##### Texte étudié #####

Mais Nicolas ne va pas mieux. Il se met à vomir. Sombre dans l’inconscience. “Vers 1 heure du matin, ils ont transmis à nouveau le scanner à Purpan. Le premier interne avait cru déceler une tumeur. Le second discerne une thrombose vasculaire”. Trop tard. Le coma est entré dans une phase irréversible. “À 4 heures, ils ont appelé son épouse et mon ex-mari pour dire que c’était fini. J’étais en Corse à ce moment-là. Personne ne m’a attendue avant de le débrancher…”, soupire-t-elle.

Successions d’erreurs médicales ?

Michèle en est persuadée : Nicolas n’aurait pas dû mourir ce jour-là, à 40 ans, sans cette “succession d’erreurs médicales”, la déshérence dans laquelle le système de santé patauge et l’isolement géographique de certains établissements de soins en France. Son combat, c’est de faire reconnaître cette série de fautes.

Michèle Loubeyre conserve toujours à portée de main une photo de son fils, Nicolas.
Michèle Loubeyre conserve toujours à portée de main une photo de son fils, Nicolas.
DDM – L.-D.

Une procédure amiable a été lancée par Me Pierre Debuisson, l’avocat qui l’épaule depuis quatre ans dans cette affaire. “L’hôpital de Decazeville se défausse sur Purpan. Nous allons entamer une action judiciaire à son encontre”. Purpan, lui, reconnaît une part de responsabilité (minime) dans ce décès. “Une perte de chance de survie à hauteur de 10 %”.

#####

→ Parties de l'exercice
1) Reproduisez fidèlement le passage du texte étudié situé entre « Mais Nicolas ne » et « série de fautes. », ces deux bornes comprises.
2) Répondez aux questions suivantes d'après le texte étudié.
(a) Vers quelle heure le scanner a-t-il été transmis à nouveau à Purpan ?
(b) Depuis combien de temps Me Pierre Debuisson épaule-t-il Michèle dans cette affaire ?
(c) À quel pourcentage Purpan chiffre-t-il la perte de chance de survie ?
3) D'après le texte étudié, pourquoi Michèle est-elle persuadée que Nicolas n'aurait pas dû mourir ce jour-là ? Répondez en une à trois phrases.

##### Informations fournies #####

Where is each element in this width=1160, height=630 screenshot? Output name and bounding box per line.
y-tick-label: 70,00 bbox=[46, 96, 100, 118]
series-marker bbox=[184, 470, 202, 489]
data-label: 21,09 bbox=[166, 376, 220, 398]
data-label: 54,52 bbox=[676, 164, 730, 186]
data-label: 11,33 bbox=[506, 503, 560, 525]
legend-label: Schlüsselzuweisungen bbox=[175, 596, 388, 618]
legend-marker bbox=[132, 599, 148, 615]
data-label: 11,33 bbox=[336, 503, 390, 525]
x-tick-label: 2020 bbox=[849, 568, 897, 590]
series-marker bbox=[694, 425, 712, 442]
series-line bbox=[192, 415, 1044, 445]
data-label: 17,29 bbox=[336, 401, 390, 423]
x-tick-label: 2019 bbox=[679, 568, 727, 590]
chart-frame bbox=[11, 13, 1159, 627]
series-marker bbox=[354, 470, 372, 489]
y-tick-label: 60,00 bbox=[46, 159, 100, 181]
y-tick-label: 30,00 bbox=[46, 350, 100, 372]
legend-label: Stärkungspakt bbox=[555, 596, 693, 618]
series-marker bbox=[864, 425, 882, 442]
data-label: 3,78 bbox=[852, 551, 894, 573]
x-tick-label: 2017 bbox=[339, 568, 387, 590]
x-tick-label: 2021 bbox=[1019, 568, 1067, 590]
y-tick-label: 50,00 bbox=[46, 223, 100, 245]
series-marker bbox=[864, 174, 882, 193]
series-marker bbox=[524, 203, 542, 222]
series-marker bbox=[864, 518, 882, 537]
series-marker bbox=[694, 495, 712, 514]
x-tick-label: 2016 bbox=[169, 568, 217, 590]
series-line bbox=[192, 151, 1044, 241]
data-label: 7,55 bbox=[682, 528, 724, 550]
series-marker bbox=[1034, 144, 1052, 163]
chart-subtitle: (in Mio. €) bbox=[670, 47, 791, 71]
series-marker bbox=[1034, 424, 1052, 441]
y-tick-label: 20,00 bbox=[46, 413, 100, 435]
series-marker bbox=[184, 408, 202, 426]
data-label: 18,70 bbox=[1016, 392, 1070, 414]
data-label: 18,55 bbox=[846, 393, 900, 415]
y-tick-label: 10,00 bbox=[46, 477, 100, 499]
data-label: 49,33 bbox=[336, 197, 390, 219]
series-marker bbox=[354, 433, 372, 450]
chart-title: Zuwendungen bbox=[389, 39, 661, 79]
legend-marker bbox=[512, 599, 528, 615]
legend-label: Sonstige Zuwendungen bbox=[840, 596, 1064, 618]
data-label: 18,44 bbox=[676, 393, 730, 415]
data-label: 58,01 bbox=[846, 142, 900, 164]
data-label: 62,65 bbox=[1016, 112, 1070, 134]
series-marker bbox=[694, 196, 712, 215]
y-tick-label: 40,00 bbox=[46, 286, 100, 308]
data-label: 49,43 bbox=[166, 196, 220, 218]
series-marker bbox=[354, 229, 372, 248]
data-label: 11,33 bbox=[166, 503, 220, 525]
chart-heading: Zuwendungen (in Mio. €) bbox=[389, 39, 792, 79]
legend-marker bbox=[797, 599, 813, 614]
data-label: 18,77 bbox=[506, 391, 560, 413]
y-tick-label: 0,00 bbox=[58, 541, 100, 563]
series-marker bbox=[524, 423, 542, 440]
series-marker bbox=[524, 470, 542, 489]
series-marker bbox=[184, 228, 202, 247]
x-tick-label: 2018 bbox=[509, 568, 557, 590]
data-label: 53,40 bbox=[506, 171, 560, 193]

#####

→ Réponses dans l'ordre
1)
Mais Nicolas ne va pas mieux. Il se met à vomir. Sombre dans l’inconscience. “Vers 1 heure du matin, ils ont transmis à nouveau le scanner à Purpan. Le premier interne avait cru déceler une tumeur. Le second discerne une thrombose vasculaire”. Trop tard. Le coma est entré dans une phase irréversible. “À 4 heures, ils ont appelé son épouse et mon ex-mari pour dire que c’était fini. J’étais en Corse à ce moment-là. Personne ne m’a attendue avant de le débrancher…”, soupire-t-elle.

Successions d’erreurs médicales ?

Michèle en est persuadée : Nicolas n’aurait pas dû mourir ce jour-là, à 40 ans, sans cette “succession d’erreurs médicales”, la déshérence dans laquelle le système de santé patauge et l’isolement géographique de certains établissements de soins en France. Son combat, c’est de faire reconnaître cette série de fautes.

2)
(a) Vers 1 heure du matin.
(b) Depuis quatre ans.
(c) À 10 %.

3) Selon Michèle, Nicolas serait toujours en vie sans la « succession d'erreurs médicales ». Elle met aussi en cause la déshérence dans laquelle patauge le système de santé et l'isolement géographique de certains établissements de soins en France.